● Exercise prompt:
Write the records below out in full, character for character, with no pictures.

● Dataset rows about figures:
[BEGIN]
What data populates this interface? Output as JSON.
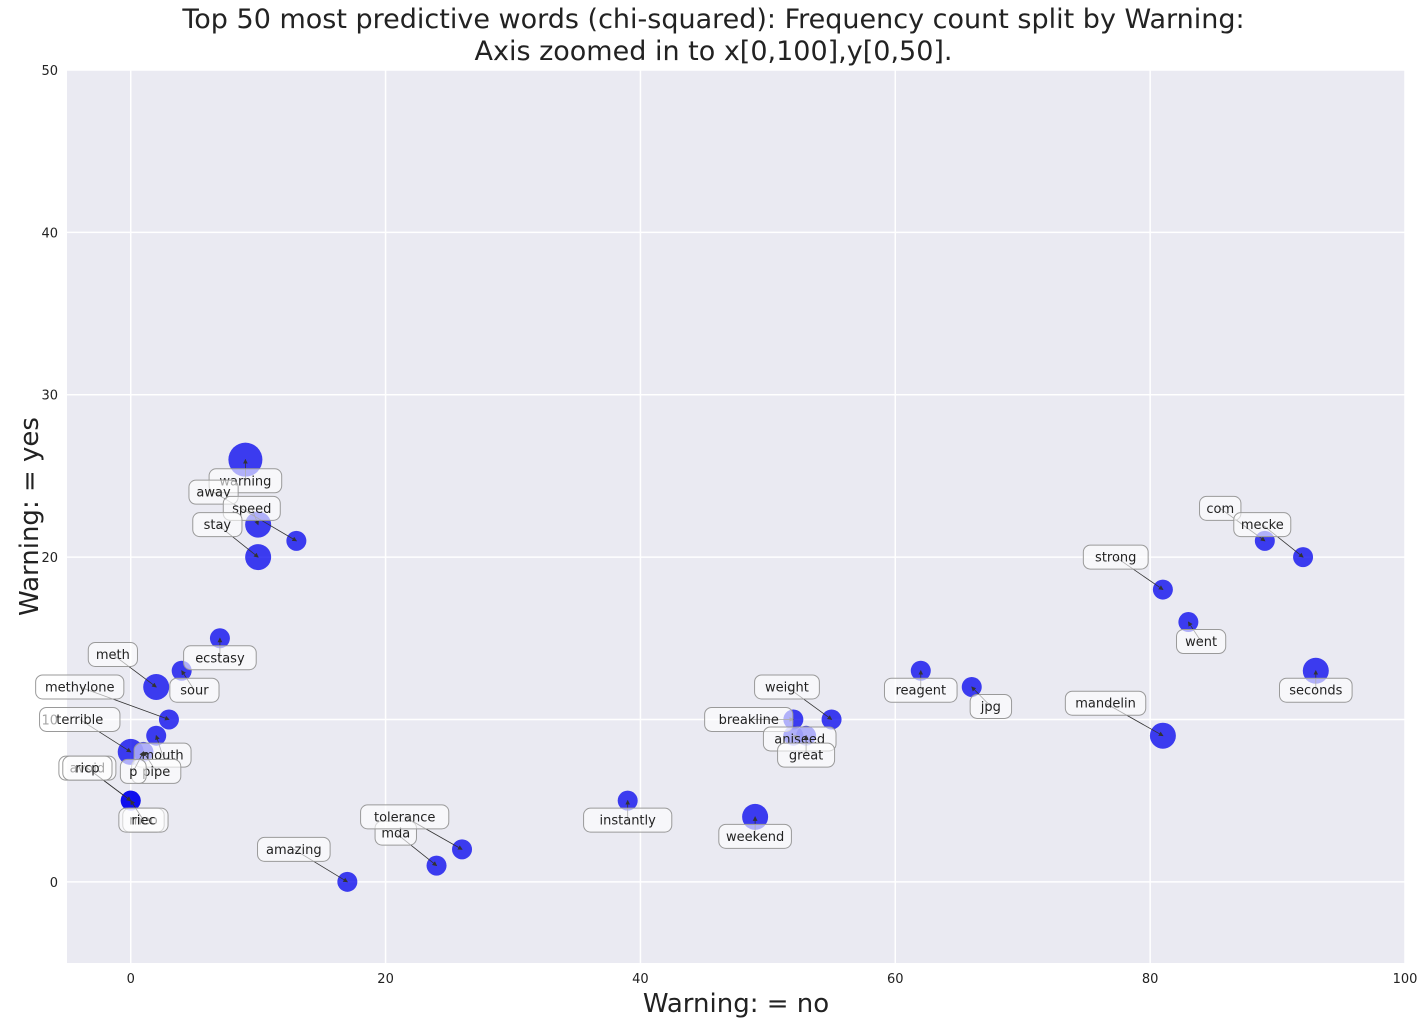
{
  "chart_data": {
    "type": "scatter",
    "title_line1": "Top 50 most predictive words (chi-squared): Frequency count split by Warning:",
    "title_line2": "Axis zoomed in to x[0,100],y[0,50].",
    "xlabel": "Warning: = no",
    "ylabel": "Warning: = yes",
    "xlim": [
      -5,
      100
    ],
    "ylim": [
      -5,
      50
    ],
    "xticks": [
      0,
      20,
      40,
      60,
      80,
      100
    ],
    "yticks": [
      0,
      10,
      20,
      30,
      40,
      50
    ],
    "grid": true,
    "point_color": "#0000ee",
    "background_color": "#eaeaf2",
    "points": [
      {
        "word": "warning",
        "x": 9,
        "y": 26,
        "size": 3
      },
      {
        "word": "away",
        "x": 13,
        "y": 21,
        "size": 1
      },
      {
        "word": "speed",
        "x": 10,
        "y": 22,
        "size": 2
      },
      {
        "word": "stay",
        "x": 10,
        "y": 20,
        "size": 2
      },
      {
        "word": "ecstasy",
        "x": 7,
        "y": 15,
        "size": 1
      },
      {
        "word": "meth",
        "x": 2,
        "y": 12,
        "size": 2
      },
      {
        "word": "sour",
        "x": 4,
        "y": 13,
        "size": 1
      },
      {
        "word": "methylone",
        "x": 3,
        "y": 10,
        "size": 1
      },
      {
        "word": "terrible",
        "x": 0,
        "y": 8,
        "size": 2
      },
      {
        "word": "mouth",
        "x": 2,
        "y": 9,
        "size": 1
      },
      {
        "word": "avoid",
        "x": 0,
        "y": 5,
        "size": 1
      },
      {
        "word": "pipe",
        "x": 1,
        "y": 8,
        "size": 1
      },
      {
        "word": "meo",
        "x": 0,
        "y": 5,
        "size": 1
      },
      {
        "word": "amazing",
        "x": 17,
        "y": 0,
        "size": 1
      },
      {
        "word": "mda",
        "x": 24,
        "y": 1,
        "size": 1
      },
      {
        "word": "tolerance",
        "x": 26,
        "y": 2,
        "size": 1
      },
      {
        "word": "instantly",
        "x": 39,
        "y": 5,
        "size": 1
      },
      {
        "word": "weekend",
        "x": 49,
        "y": 4,
        "size": 2
      },
      {
        "word": "weight",
        "x": 55,
        "y": 10,
        "size": 1
      },
      {
        "word": "breakline",
        "x": 52,
        "y": 10,
        "size": 1
      },
      {
        "word": "aniseed",
        "x": 52,
        "y": 9,
        "size": 1
      },
      {
        "word": "great",
        "x": 53,
        "y": 9,
        "size": 1
      },
      {
        "word": "reagent",
        "x": 62,
        "y": 13,
        "size": 1
      },
      {
        "word": "jpg",
        "x": 66,
        "y": 12,
        "size": 1
      },
      {
        "word": "strong",
        "x": 81,
        "y": 18,
        "size": 1
      },
      {
        "word": "went",
        "x": 83,
        "y": 16,
        "size": 1
      },
      {
        "word": "mandelin",
        "x": 81,
        "y": 9,
        "size": 2
      },
      {
        "word": "com",
        "x": 89,
        "y": 21,
        "size": 1
      },
      {
        "word": "mecke",
        "x": 92,
        "y": 20,
        "size": 1
      },
      {
        "word": "seconds",
        "x": 93,
        "y": 13,
        "size": 2
      }
    ],
    "labels": [
      {
        "text": "warning",
        "ref": "warning",
        "lx": 9,
        "ly": 24.7
      },
      {
        "text": "away",
        "ref": "away",
        "lx": 6.5,
        "ly": 24
      },
      {
        "text": "speed",
        "ref": "speed",
        "lx": 9.5,
        "ly": 23
      },
      {
        "text": "stay",
        "ref": "stay",
        "lx": 6.8,
        "ly": 22
      },
      {
        "text": "ecstasy",
        "ref": "ecstasy",
        "lx": 7,
        "ly": 13.8
      },
      {
        "text": "meth",
        "ref": "meth",
        "lx": -1.4,
        "ly": 14
      },
      {
        "text": "sour",
        "ref": "sour",
        "lx": 5,
        "ly": 11.8
      },
      {
        "text": "methylone",
        "ref": "methylone",
        "lx": -4,
        "ly": 12
      },
      {
        "text": "terrible",
        "ref": "terrible",
        "lx": -4,
        "ly": 10
      },
      {
        "text": "mouth",
        "ref": "mouth",
        "lx": 2.5,
        "ly": 7.8
      },
      {
        "text": "avoid",
        "ref": "avoid",
        "lx": -3.4,
        "ly": 7
      },
      {
        "text": "ricp",
        "ref": "avoid",
        "lx": -3.4,
        "ly": 7
      },
      {
        "text": "pipe",
        "ref": "pipe",
        "lx": 2,
        "ly": 6.8
      },
      {
        "text": "p",
        "ref": "pipe",
        "lx": 0.2,
        "ly": 6.8
      },
      {
        "text": "meo",
        "ref": "meo",
        "lx": 1,
        "ly": 3.8
      },
      {
        "text": "riec",
        "ref": "meo",
        "lx": 1,
        "ly": 3.8
      },
      {
        "text": "amazing",
        "ref": "amazing",
        "lx": 12.8,
        "ly": 2
      },
      {
        "text": "mda",
        "ref": "mda",
        "lx": 20.8,
        "ly": 3
      },
      {
        "text": "tolerance",
        "ref": "tolerance",
        "lx": 21.5,
        "ly": 4
      },
      {
        "text": "instantly",
        "ref": "instantly",
        "lx": 39,
        "ly": 3.8
      },
      {
        "text": "weekend",
        "ref": "weekend",
        "lx": 49,
        "ly": 2.8
      },
      {
        "text": "weight",
        "ref": "weight",
        "lx": 51.5,
        "ly": 12
      },
      {
        "text": "breakline",
        "ref": "breakline",
        "lx": 48.5,
        "ly": 10
      },
      {
        "text": "aniseed",
        "ref": "aniseed",
        "lx": 52.5,
        "ly": 8.8
      },
      {
        "text": "great",
        "ref": "great",
        "lx": 53,
        "ly": 7.8
      },
      {
        "text": "reagent",
        "ref": "reagent",
        "lx": 62,
        "ly": 11.8
      },
      {
        "text": "jpg",
        "ref": "jpg",
        "lx": 67.5,
        "ly": 10.8
      },
      {
        "text": "strong",
        "ref": "strong",
        "lx": 77.3,
        "ly": 20
      },
      {
        "text": "went",
        "ref": "went",
        "lx": 84,
        "ly": 14.8
      },
      {
        "text": "mandelin",
        "ref": "mandelin",
        "lx": 76.5,
        "ly": 11
      },
      {
        "text": "com",
        "ref": "com",
        "lx": 85.5,
        "ly": 23
      },
      {
        "text": "mecke",
        "ref": "mecke",
        "lx": 88.8,
        "ly": 22
      },
      {
        "text": "seconds",
        "ref": "seconds",
        "lx": 93,
        "ly": 11.8
      }
    ]
  }
}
[END]
● Result for this task:
What data populates this interface? Output as JSON.
{
  "chart_data": {
    "type": "scatter",
    "title_line1": "Top 50 most predictive words (chi-squared): Frequency count split by Warning:",
    "title_line2": "Axis zoomed in to x[0,100],y[0,50].",
    "xlabel": "Warning: = no",
    "ylabel": "Warning: = yes",
    "xlim": [
      -5,
      100
    ],
    "ylim": [
      -5,
      50
    ],
    "xticks": [
      0,
      20,
      40,
      60,
      80,
      100
    ],
    "yticks": [
      0,
      10,
      20,
      30,
      40,
      50
    ],
    "grid": true,
    "point_color": "#0000ee",
    "background_color": "#eaeaf2",
    "points": [
      {
        "word": "warning",
        "x": 9,
        "y": 26,
        "size": 3
      },
      {
        "word": "away",
        "x": 13,
        "y": 21,
        "size": 1
      },
      {
        "word": "speed",
        "x": 10,
        "y": 22,
        "size": 2
      },
      {
        "word": "stay",
        "x": 10,
        "y": 20,
        "size": 2
      },
      {
        "word": "ecstasy",
        "x": 7,
        "y": 15,
        "size": 1
      },
      {
        "word": "meth",
        "x": 2,
        "y": 12,
        "size": 2
      },
      {
        "word": "sour",
        "x": 4,
        "y": 13,
        "size": 1
      },
      {
        "word": "methylone",
        "x": 3,
        "y": 10,
        "size": 1
      },
      {
        "word": "terrible",
        "x": 0,
        "y": 8,
        "size": 2
      },
      {
        "word": "mouth",
        "x": 2,
        "y": 9,
        "size": 1
      },
      {
        "word": "avoid",
        "x": 0,
        "y": 5,
        "size": 1
      },
      {
        "word": "pipe",
        "x": 1,
        "y": 8,
        "size": 1
      },
      {
        "word": "meo",
        "x": 0,
        "y": 5,
        "size": 1
      },
      {
        "word": "amazing",
        "x": 17,
        "y": 0,
        "size": 1
      },
      {
        "word": "mda",
        "x": 24,
        "y": 1,
        "size": 1
      },
      {
        "word": "tolerance",
        "x": 26,
        "y": 2,
        "size": 1
      },
      {
        "word": "instantly",
        "x": 39,
        "y": 5,
        "size": 1
      },
      {
        "word": "weekend",
        "x": 49,
        "y": 4,
        "size": 2
      },
      {
        "word": "weight",
        "x": 55,
        "y": 10,
        "size": 1
      },
      {
        "word": "breakline",
        "x": 52,
        "y": 10,
        "size": 1
      },
      {
        "word": "aniseed",
        "x": 52,
        "y": 9,
        "size": 1
      },
      {
        "word": "great",
        "x": 53,
        "y": 9,
        "size": 1
      },
      {
        "word": "reagent",
        "x": 62,
        "y": 13,
        "size": 1
      },
      {
        "word": "jpg",
        "x": 66,
        "y": 12,
        "size": 1
      },
      {
        "word": "strong",
        "x": 81,
        "y": 18,
        "size": 1
      },
      {
        "word": "went",
        "x": 83,
        "y": 16,
        "size": 1
      },
      {
        "word": "mandelin",
        "x": 81,
        "y": 9,
        "size": 2
      },
      {
        "word": "com",
        "x": 89,
        "y": 21,
        "size": 1
      },
      {
        "word": "mecke",
        "x": 92,
        "y": 20,
        "size": 1
      },
      {
        "word": "seconds",
        "x": 93,
        "y": 13,
        "size": 2
      }
    ],
    "labels": [
      {
        "text": "warning",
        "ref": "warning",
        "lx": 9,
        "ly": 24.7
      },
      {
        "text": "away",
        "ref": "away",
        "lx": 6.5,
        "ly": 24
      },
      {
        "text": "speed",
        "ref": "speed",
        "lx": 9.5,
        "ly": 23
      },
      {
        "text": "stay",
        "ref": "stay",
        "lx": 6.8,
        "ly": 22
      },
      {
        "text": "ecstasy",
        "ref": "ecstasy",
        "lx": 7,
        "ly": 13.8
      },
      {
        "text": "meth",
        "ref": "meth",
        "lx": -1.4,
        "ly": 14
      },
      {
        "text": "sour",
        "ref": "sour",
        "lx": 5,
        "ly": 11.8
      },
      {
        "text": "methylone",
        "ref": "methylone",
        "lx": -4,
        "ly": 12
      },
      {
        "text": "terrible",
        "ref": "terrible",
        "lx": -4,
        "ly": 10
      },
      {
        "text": "mouth",
        "ref": "mouth",
        "lx": 2.5,
        "ly": 7.8
      },
      {
        "text": "avoid",
        "ref": "avoid",
        "lx": -3.4,
        "ly": 7
      },
      {
        "text": "ricp",
        "ref": "avoid",
        "lx": -3.4,
        "ly": 7
      },
      {
        "text": "pipe",
        "ref": "pipe",
        "lx": 2,
        "ly": 6.8
      },
      {
        "text": "p",
        "ref": "pipe",
        "lx": 0.2,
        "ly": 6.8
      },
      {
        "text": "meo",
        "ref": "meo",
        "lx": 1,
        "ly": 3.8
      },
      {
        "text": "riec",
        "ref": "meo",
        "lx": 1,
        "ly": 3.8
      },
      {
        "text": "amazing",
        "ref": "amazing",
        "lx": 12.8,
        "ly": 2
      },
      {
        "text": "mda",
        "ref": "mda",
        "lx": 20.8,
        "ly": 3
      },
      {
        "text": "tolerance",
        "ref": "tolerance",
        "lx": 21.5,
        "ly": 4
      },
      {
        "text": "instantly",
        "ref": "instantly",
        "lx": 39,
        "ly": 3.8
      },
      {
        "text": "weekend",
        "ref": "weekend",
        "lx": 49,
        "ly": 2.8
      },
      {
        "text": "weight",
        "ref": "weight",
        "lx": 51.5,
        "ly": 12
      },
      {
        "text": "breakline",
        "ref": "breakline",
        "lx": 48.5,
        "ly": 10
      },
      {
        "text": "aniseed",
        "ref": "aniseed",
        "lx": 52.5,
        "ly": 8.8
      },
      {
        "text": "great",
        "ref": "great",
        "lx": 53,
        "ly": 7.8
      },
      {
        "text": "reagent",
        "ref": "reagent",
        "lx": 62,
        "ly": 11.8
      },
      {
        "text": "jpg",
        "ref": "jpg",
        "lx": 67.5,
        "ly": 10.8
      },
      {
        "text": "strong",
        "ref": "strong",
        "lx": 77.3,
        "ly": 20
      },
      {
        "text": "went",
        "ref": "went",
        "lx": 84,
        "ly": 14.8
      },
      {
        "text": "mandelin",
        "ref": "mandelin",
        "lx": 76.5,
        "ly": 11
      },
      {
        "text": "com",
        "ref": "com",
        "lx": 85.5,
        "ly": 23
      },
      {
        "text": "mecke",
        "ref": "mecke",
        "lx": 88.8,
        "ly": 22
      },
      {
        "text": "seconds",
        "ref": "seconds",
        "lx": 93,
        "ly": 11.8
      }
    ]
  }
}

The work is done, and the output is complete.